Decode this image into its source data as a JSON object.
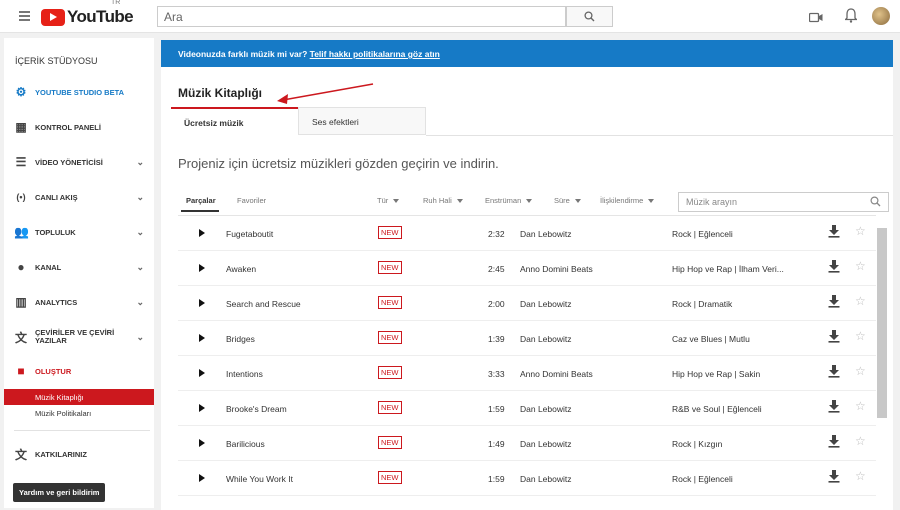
{
  "header": {
    "logo_text": "YouTube",
    "logo_region": "TR",
    "search_placeholder": "Ara"
  },
  "sidebar": {
    "title": "İÇERİK STÜDYOSU",
    "items": [
      {
        "label": "YOUTUBE STUDIO BETA",
        "icon": "gear-icon"
      },
      {
        "label": "KONTROL PANELİ",
        "icon": "dashboard-icon"
      },
      {
        "label": "VİDEO YÖNETİCİSİ",
        "icon": "video-manager-icon"
      },
      {
        "label": "CANLI AKIŞ",
        "icon": "live-icon"
      },
      {
        "label": "TOPLULUK",
        "icon": "people-icon"
      },
      {
        "label": "KANAL",
        "icon": "channel-icon"
      },
      {
        "label": "ANALYTICS",
        "icon": "analytics-icon"
      },
      {
        "label": "ÇEVİRİLER VE ÇEVİRİ YAZILAR",
        "icon": "translate-icon"
      },
      {
        "label": "OLUŞTUR",
        "icon": "create-icon"
      }
    ],
    "sub_items": [
      "Müzik Kitaplığı",
      "Müzik Politikaları"
    ],
    "contributions": "KATKILARINIZ",
    "help_button": "Yardım ve geri bildirim"
  },
  "banner": {
    "text": "Videonuzda farklı müzik mi var? ",
    "link": "Telif hakkı politikalarına göz atın"
  },
  "page_title": "Müzik Kitaplığı",
  "tabs": [
    "Ücretsiz müzik",
    "Ses efektleri"
  ],
  "intro": "Projeniz için ücretsiz müzikleri gözden geçirin ve indirin.",
  "filters": {
    "tabs": [
      "Parçalar",
      "Favoriler"
    ],
    "dropdowns": [
      "Tür",
      "Ruh Hali",
      "Enstrüman",
      "Süre",
      "İlişkilendirme"
    ],
    "search_placeholder": "Müzik arayın"
  },
  "tracks": [
    {
      "title": "Fugetaboutit",
      "badge": "NEW",
      "duration": "2:32",
      "artist": "Dan Lebowitz",
      "genre": "Rock | Eğlenceli"
    },
    {
      "title": "Awaken",
      "badge": "NEW",
      "duration": "2:45",
      "artist": "Anno Domini Beats",
      "genre": "Hip Hop ve Rap | İlham Veri..."
    },
    {
      "title": "Search and Rescue",
      "badge": "NEW",
      "duration": "2:00",
      "artist": "Dan Lebowitz",
      "genre": "Rock | Dramatik"
    },
    {
      "title": "Bridges",
      "badge": "NEW",
      "duration": "1:39",
      "artist": "Dan Lebowitz",
      "genre": "Caz ve Blues | Mutlu"
    },
    {
      "title": "Intentions",
      "badge": "NEW",
      "duration": "3:33",
      "artist": "Anno Domini Beats",
      "genre": "Hip Hop ve Rap | Sakin"
    },
    {
      "title": "Brooke's Dream",
      "badge": "NEW",
      "duration": "1:59",
      "artist": "Dan Lebowitz",
      "genre": "R&B ve Soul | Eğlenceli"
    },
    {
      "title": "Barilicious",
      "badge": "NEW",
      "duration": "1:49",
      "artist": "Dan Lebowitz",
      "genre": "Rock | Kızgın"
    },
    {
      "title": "While You Work It",
      "badge": "NEW",
      "duration": "1:59",
      "artist": "Dan Lebowitz",
      "genre": "Rock | Eğlenceli"
    }
  ],
  "colors": {
    "accent": "#167ac6",
    "brand": "#cc181e"
  }
}
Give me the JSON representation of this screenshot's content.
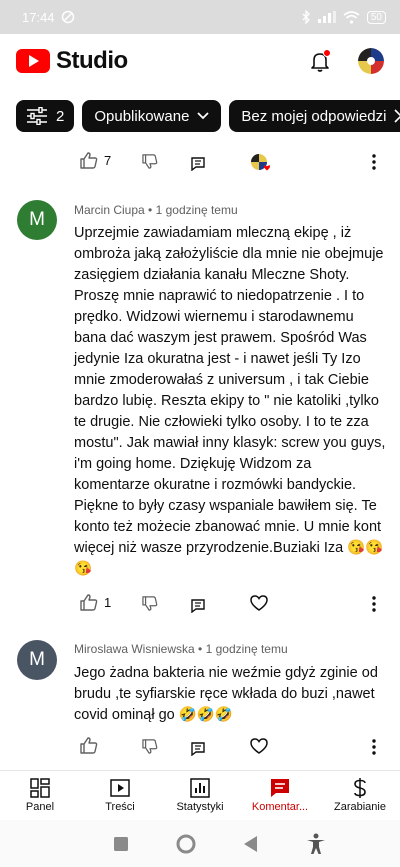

> **Short task**
Spot every line that holds "genre" and copy it.

> **Complete response**
      "genre": "Rock | Eğlenceli"
      "genre": "Hip Hop ve Rap | İlham Veri..."
      "genre": "Rock | Dramatik"
      "genre": "Caz ve Blues | Mutlu"
      "genre": "Hip Hop ve Rap | Sakin"
      "genre": "R&B ve Soul | Eğlenceli"
      "genre": "Rock | Kızgın"
      "genre": "Rock | Eğlenceli"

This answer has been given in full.